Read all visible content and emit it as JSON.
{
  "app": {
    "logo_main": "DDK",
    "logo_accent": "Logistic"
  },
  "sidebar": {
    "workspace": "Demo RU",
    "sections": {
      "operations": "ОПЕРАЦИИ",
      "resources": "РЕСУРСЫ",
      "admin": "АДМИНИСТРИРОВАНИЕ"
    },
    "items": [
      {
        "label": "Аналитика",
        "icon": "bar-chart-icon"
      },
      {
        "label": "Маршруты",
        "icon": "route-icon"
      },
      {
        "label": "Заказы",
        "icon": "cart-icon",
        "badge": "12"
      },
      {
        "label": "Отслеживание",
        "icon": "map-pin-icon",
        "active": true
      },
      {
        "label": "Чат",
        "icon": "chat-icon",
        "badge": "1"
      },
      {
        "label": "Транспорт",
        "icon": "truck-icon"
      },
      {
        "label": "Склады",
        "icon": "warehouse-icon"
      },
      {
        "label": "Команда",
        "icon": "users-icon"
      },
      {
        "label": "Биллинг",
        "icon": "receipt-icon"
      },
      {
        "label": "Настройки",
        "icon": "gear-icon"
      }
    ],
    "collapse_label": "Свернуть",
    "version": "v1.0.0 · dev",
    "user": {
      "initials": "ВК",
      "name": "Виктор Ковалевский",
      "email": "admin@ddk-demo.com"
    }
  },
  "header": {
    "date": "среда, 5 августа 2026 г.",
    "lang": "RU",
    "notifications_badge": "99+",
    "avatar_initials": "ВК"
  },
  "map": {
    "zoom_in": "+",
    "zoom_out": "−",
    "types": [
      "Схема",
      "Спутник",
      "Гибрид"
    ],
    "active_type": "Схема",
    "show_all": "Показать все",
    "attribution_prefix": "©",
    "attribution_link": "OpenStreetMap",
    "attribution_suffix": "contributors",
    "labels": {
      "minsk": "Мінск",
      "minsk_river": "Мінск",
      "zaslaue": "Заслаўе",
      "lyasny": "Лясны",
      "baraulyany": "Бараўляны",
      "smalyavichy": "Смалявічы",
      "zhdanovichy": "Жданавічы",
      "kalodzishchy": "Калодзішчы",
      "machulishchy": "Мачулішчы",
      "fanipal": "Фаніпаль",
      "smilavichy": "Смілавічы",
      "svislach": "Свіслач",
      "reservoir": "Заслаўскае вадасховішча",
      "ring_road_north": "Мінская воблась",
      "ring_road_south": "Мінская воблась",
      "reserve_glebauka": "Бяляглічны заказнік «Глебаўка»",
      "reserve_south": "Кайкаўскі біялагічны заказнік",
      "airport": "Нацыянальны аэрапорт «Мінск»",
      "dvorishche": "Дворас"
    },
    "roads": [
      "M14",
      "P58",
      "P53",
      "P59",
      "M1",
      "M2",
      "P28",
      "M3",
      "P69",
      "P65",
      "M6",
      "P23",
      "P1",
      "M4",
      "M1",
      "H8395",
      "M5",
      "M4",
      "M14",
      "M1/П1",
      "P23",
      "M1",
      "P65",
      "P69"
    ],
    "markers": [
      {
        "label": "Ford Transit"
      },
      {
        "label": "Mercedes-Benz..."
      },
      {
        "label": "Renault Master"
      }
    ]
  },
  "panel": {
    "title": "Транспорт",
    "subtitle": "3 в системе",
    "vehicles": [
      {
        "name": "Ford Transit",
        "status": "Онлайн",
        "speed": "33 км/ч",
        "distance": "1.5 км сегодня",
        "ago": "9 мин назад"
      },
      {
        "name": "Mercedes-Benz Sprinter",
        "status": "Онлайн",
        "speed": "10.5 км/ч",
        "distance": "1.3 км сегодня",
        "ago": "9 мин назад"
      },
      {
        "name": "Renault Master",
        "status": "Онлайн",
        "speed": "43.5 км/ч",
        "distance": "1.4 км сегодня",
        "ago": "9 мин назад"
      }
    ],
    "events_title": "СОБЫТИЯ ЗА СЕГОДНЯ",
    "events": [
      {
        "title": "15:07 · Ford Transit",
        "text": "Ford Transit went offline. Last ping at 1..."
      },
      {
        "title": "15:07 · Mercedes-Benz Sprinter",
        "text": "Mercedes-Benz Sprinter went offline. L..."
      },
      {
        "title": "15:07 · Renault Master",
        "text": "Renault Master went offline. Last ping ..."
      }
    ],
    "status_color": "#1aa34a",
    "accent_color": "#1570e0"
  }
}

*Work to complete*.
Transcribe each entry precisely, missing none.

*Output of the task*.
Read all visible content and emit it as JSON.
{
  "app": {
    "logo_main": "DDK",
    "logo_accent": "Logistic"
  },
  "sidebar": {
    "workspace": "Demo RU",
    "sections": {
      "operations": "ОПЕРАЦИИ",
      "resources": "РЕСУРСЫ",
      "admin": "АДМИНИСТРИРОВАНИЕ"
    },
    "items": [
      {
        "label": "Аналитика",
        "icon": "bar-chart-icon"
      },
      {
        "label": "Маршруты",
        "icon": "route-icon"
      },
      {
        "label": "Заказы",
        "icon": "cart-icon",
        "badge": "12"
      },
      {
        "label": "Отслеживание",
        "icon": "map-pin-icon",
        "active": true
      },
      {
        "label": "Чат",
        "icon": "chat-icon",
        "badge": "1"
      },
      {
        "label": "Транспорт",
        "icon": "truck-icon"
      },
      {
        "label": "Склады",
        "icon": "warehouse-icon"
      },
      {
        "label": "Команда",
        "icon": "users-icon"
      },
      {
        "label": "Биллинг",
        "icon": "receipt-icon"
      },
      {
        "label": "Настройки",
        "icon": "gear-icon"
      }
    ],
    "collapse_label": "Свернуть",
    "version": "v1.0.0 · dev",
    "user": {
      "initials": "ВК",
      "name": "Виктор Ковалевский",
      "email": "admin@ddk-demo.com"
    }
  },
  "header": {
    "date": "среда, 5 августа 2026 г.",
    "lang": "RU",
    "notifications_badge": "99+",
    "avatar_initials": "ВК"
  },
  "map": {
    "zoom_in": "+",
    "zoom_out": "−",
    "types": [
      "Схема",
      "Спутник",
      "Гибрид"
    ],
    "active_type": "Схема",
    "show_all": "Показать все",
    "attribution_prefix": "©",
    "attribution_link": "OpenStreetMap",
    "attribution_suffix": "contributors",
    "labels": {
      "minsk": "Мінск",
      "minsk_river": "Мінск",
      "zaslaue": "Заслаўе",
      "lyasny": "Лясны",
      "baraulyany": "Бараўляны",
      "smalyavichy": "Смалявічы",
      "zhdanovichy": "Жданавічы",
      "kalodzishchy": "Калодзішчы",
      "machulishchy": "Мачулішчы",
      "fanipal": "Фаніпаль",
      "smilavichy": "Смілавічы",
      "svislach": "Свіслач",
      "reservoir": "Заслаўскае вадасховішча",
      "ring_road_north": "Мінская воблась",
      "ring_road_south": "Мінская воблась",
      "reserve_glebauka": "Бяляглічны заказнік «Глебаўка»",
      "reserve_south": "Кайкаўскі біялагічны заказнік",
      "airport": "Нацыянальны аэрапорт «Мінск»",
      "dvorishche": "Дворас"
    },
    "roads": [
      "M14",
      "P58",
      "P53",
      "P59",
      "M1",
      "M2",
      "P28",
      "M3",
      "P69",
      "P65",
      "M6",
      "P23",
      "P1",
      "M4",
      "M1",
      "H8395",
      "M5",
      "M4",
      "M14",
      "M1/П1",
      "P23",
      "M1",
      "P65",
      "P69"
    ],
    "markers": [
      {
        "label": "Ford Transit"
      },
      {
        "label": "Mercedes-Benz..."
      },
      {
        "label": "Renault Master"
      }
    ]
  },
  "panel": {
    "title": "Транспорт",
    "subtitle": "3 в системе",
    "vehicles": [
      {
        "name": "Ford Transit",
        "status": "Онлайн",
        "speed": "33 км/ч",
        "distance": "1.5 км сегодня",
        "ago": "9 мин назад"
      },
      {
        "name": "Mercedes-Benz Sprinter",
        "status": "Онлайн",
        "speed": "10.5 км/ч",
        "distance": "1.3 км сегодня",
        "ago": "9 мин назад"
      },
      {
        "name": "Renault Master",
        "status": "Онлайн",
        "speed": "43.5 км/ч",
        "distance": "1.4 км сегодня",
        "ago": "9 мин назад"
      }
    ],
    "events_title": "СОБЫТИЯ ЗА СЕГОДНЯ",
    "events": [
      {
        "title": "15:07 · Ford Transit",
        "text": "Ford Transit went offline. Last ping at 1..."
      },
      {
        "title": "15:07 · Mercedes-Benz Sprinter",
        "text": "Mercedes-Benz Sprinter went offline. L..."
      },
      {
        "title": "15:07 · Renault Master",
        "text": "Renault Master went offline. Last ping ..."
      }
    ],
    "status_color": "#1aa34a",
    "accent_color": "#1570e0"
  }
}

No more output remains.